* **Problem requirements**
Every line of the data must be copied exactly.

* **Data section**
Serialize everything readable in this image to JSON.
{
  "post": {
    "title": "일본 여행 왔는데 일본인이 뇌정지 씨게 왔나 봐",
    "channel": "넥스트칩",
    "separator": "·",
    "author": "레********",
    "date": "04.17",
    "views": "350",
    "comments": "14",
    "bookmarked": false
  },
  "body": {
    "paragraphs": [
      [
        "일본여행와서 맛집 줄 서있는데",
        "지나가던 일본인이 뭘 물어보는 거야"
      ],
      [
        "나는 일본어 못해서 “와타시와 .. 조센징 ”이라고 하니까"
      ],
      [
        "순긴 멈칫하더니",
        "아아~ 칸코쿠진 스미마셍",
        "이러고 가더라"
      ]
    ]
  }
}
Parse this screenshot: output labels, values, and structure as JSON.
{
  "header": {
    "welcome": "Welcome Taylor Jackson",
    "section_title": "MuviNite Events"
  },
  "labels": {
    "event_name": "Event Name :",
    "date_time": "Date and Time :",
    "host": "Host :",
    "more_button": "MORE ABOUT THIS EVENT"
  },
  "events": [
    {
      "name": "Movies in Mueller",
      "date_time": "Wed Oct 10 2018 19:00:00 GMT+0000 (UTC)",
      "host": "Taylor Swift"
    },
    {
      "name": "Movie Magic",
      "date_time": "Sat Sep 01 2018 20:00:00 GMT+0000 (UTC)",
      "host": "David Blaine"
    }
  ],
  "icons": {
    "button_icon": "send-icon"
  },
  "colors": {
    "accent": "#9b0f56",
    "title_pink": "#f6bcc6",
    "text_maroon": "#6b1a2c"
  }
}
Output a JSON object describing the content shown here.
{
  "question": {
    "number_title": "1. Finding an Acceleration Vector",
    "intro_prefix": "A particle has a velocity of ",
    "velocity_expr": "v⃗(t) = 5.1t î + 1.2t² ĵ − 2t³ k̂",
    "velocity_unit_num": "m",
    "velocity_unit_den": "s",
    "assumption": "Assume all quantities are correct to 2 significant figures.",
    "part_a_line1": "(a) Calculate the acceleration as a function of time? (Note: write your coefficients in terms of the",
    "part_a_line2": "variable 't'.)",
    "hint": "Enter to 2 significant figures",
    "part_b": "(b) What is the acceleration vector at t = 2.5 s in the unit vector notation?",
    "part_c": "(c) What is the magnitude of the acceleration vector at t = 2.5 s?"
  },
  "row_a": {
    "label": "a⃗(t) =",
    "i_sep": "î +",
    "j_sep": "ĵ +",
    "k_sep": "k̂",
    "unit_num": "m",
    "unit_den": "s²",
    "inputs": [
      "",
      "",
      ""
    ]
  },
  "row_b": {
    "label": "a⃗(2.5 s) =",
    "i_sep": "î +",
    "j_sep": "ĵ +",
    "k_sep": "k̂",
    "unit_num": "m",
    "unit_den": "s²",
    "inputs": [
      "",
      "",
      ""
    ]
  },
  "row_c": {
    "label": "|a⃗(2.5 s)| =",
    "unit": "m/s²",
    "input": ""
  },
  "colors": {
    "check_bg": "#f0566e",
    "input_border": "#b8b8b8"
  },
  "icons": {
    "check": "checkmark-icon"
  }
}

* **Full response**
Serialize everything readable in this image to JSON.
{
  "post": {
    "title": "일본 여행 왔는데 일본인이 뇌정지 씨게 왔나 봐",
    "channel": "넥스트칩",
    "separator": "·",
    "author": "레********",
    "date": "04.17",
    "views": "350",
    "comments": "14",
    "bookmarked": false
  },
  "body": {
    "paragraphs": [
      [
        "일본여행와서 맛집 줄 서있는데",
        "지나가던 일본인이 뭘 물어보는 거야"
      ],
      [
        "나는 일본어 못해서 “와타시와 .. 조센징 ”이라고 하니까"
      ],
      [
        "순긴 멈칫하더니",
        "아아~ 칸코쿠진 스미마셍",
        "이러고 가더라"
      ]
    ]
  }
}
Parse this screenshot: output labels, values, and structure as JSON.
{
  "header": {
    "welcome": "Welcome Taylor Jackson",
    "section_title": "MuviNite Events"
  },
  "labels": {
    "event_name": "Event Name :",
    "date_time": "Date and Time :",
    "host": "Host :",
    "more_button": "MORE ABOUT THIS EVENT"
  },
  "events": [
    {
      "name": "Movies in Mueller",
      "date_time": "Wed Oct 10 2018 19:00:00 GMT+0000 (UTC)",
      "host": "Taylor Swift"
    },
    {
      "name": "Movie Magic",
      "date_time": "Sat Sep 01 2018 20:00:00 GMT+0000 (UTC)",
      "host": "David Blaine"
    }
  ],
  "icons": {
    "button_icon": "send-icon"
  },
  "colors": {
    "accent": "#9b0f56",
    "title_pink": "#f6bcc6",
    "text_maroon": "#6b1a2c"
  }
}
Output a JSON object describing the content shown here.
{
  "question": {
    "number_title": "1. Finding an Acceleration Vector",
    "intro_prefix": "A particle has a velocity of ",
    "velocity_expr": "v⃗(t) = 5.1t î + 1.2t² ĵ − 2t³ k̂",
    "velocity_unit_num": "m",
    "velocity_unit_den": "s",
    "assumption": "Assume all quantities are correct to 2 significant figures.",
    "part_a_line1": "(a) Calculate the acceleration as a function of time? (Note: write your coefficients in terms of the",
    "part_a_line2": "variable 't'.)",
    "hint": "Enter to 2 significant figures",
    "part_b": "(b) What is the acceleration vector at t = 2.5 s in the unit vector notation?",
    "part_c": "(c) What is the magnitude of the acceleration vector at t = 2.5 s?"
  },
  "row_a": {
    "label": "a⃗(t) =",
    "i_sep": "î +",
    "j_sep": "ĵ +",
    "k_sep": "k̂",
    "unit_num": "m",
    "unit_den": "s²",
    "inputs": [
      "",
      "",
      ""
    ]
  },
  "row_b": {
    "label": "a⃗(2.5 s) =",
    "i_sep": "î +",
    "j_sep": "ĵ +",
    "k_sep": "k̂",
    "unit_num": "m",
    "unit_den": "s²",
    "inputs": [
      "",
      "",
      ""
    ]
  },
  "row_c": {
    "label": "|a⃗(2.5 s)| =",
    "unit": "m/s²",
    "input": ""
  },
  "colors": {
    "check_bg": "#f0566e",
    "input_border": "#b8b8b8"
  },
  "icons": {
    "check": "checkmark-icon"
  }
}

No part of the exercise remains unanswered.